Part of a data file

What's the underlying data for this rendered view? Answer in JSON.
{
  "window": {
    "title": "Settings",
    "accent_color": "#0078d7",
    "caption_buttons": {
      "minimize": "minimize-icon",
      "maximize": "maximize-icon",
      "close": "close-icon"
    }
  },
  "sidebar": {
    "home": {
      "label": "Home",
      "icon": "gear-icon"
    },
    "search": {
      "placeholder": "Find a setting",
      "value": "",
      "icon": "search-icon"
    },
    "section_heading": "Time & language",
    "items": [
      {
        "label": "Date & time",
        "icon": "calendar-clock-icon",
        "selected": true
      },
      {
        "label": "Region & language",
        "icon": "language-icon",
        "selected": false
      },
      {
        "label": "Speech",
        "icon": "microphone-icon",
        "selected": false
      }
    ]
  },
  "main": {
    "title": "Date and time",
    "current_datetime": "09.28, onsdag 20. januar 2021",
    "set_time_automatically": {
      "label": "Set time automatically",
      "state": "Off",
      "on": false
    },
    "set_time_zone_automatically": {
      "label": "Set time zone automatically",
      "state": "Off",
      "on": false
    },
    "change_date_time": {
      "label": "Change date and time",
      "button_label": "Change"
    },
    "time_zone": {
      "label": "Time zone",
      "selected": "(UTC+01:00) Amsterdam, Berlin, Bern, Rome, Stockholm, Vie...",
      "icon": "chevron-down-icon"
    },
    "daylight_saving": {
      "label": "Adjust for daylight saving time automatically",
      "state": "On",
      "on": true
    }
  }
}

-- Objective --
Repeat the whole listing exactly, keeping every line intact.

-- Expected answer --
What's the underlying data for this rendered view? Answer in JSON.
{
  "window": {
    "title": "Settings",
    "accent_color": "#0078d7",
    "caption_buttons": {
      "minimize": "minimize-icon",
      "maximize": "maximize-icon",
      "close": "close-icon"
    }
  },
  "sidebar": {
    "home": {
      "label": "Home",
      "icon": "gear-icon"
    },
    "search": {
      "placeholder": "Find a setting",
      "value": "",
      "icon": "search-icon"
    },
    "section_heading": "Time & language",
    "items": [
      {
        "label": "Date & time",
        "icon": "calendar-clock-icon",
        "selected": true
      },
      {
        "label": "Region & language",
        "icon": "language-icon",
        "selected": false
      },
      {
        "label": "Speech",
        "icon": "microphone-icon",
        "selected": false
      }
    ]
  },
  "main": {
    "title": "Date and time",
    "current_datetime": "09.28, onsdag 20. januar 2021",
    "set_time_automatically": {
      "label": "Set time automatically",
      "state": "Off",
      "on": false
    },
    "set_time_zone_automatically": {
      "label": "Set time zone automatically",
      "state": "Off",
      "on": false
    },
    "change_date_time": {
      "label": "Change date and time",
      "button_label": "Change"
    },
    "time_zone": {
      "label": "Time zone",
      "selected": "(UTC+01:00) Amsterdam, Berlin, Bern, Rome, Stockholm, Vie...",
      "icon": "chevron-down-icon"
    },
    "daylight_saving": {
      "label": "Adjust for daylight saving time automatically",
      "state": "On",
      "on": true
    }
  }
}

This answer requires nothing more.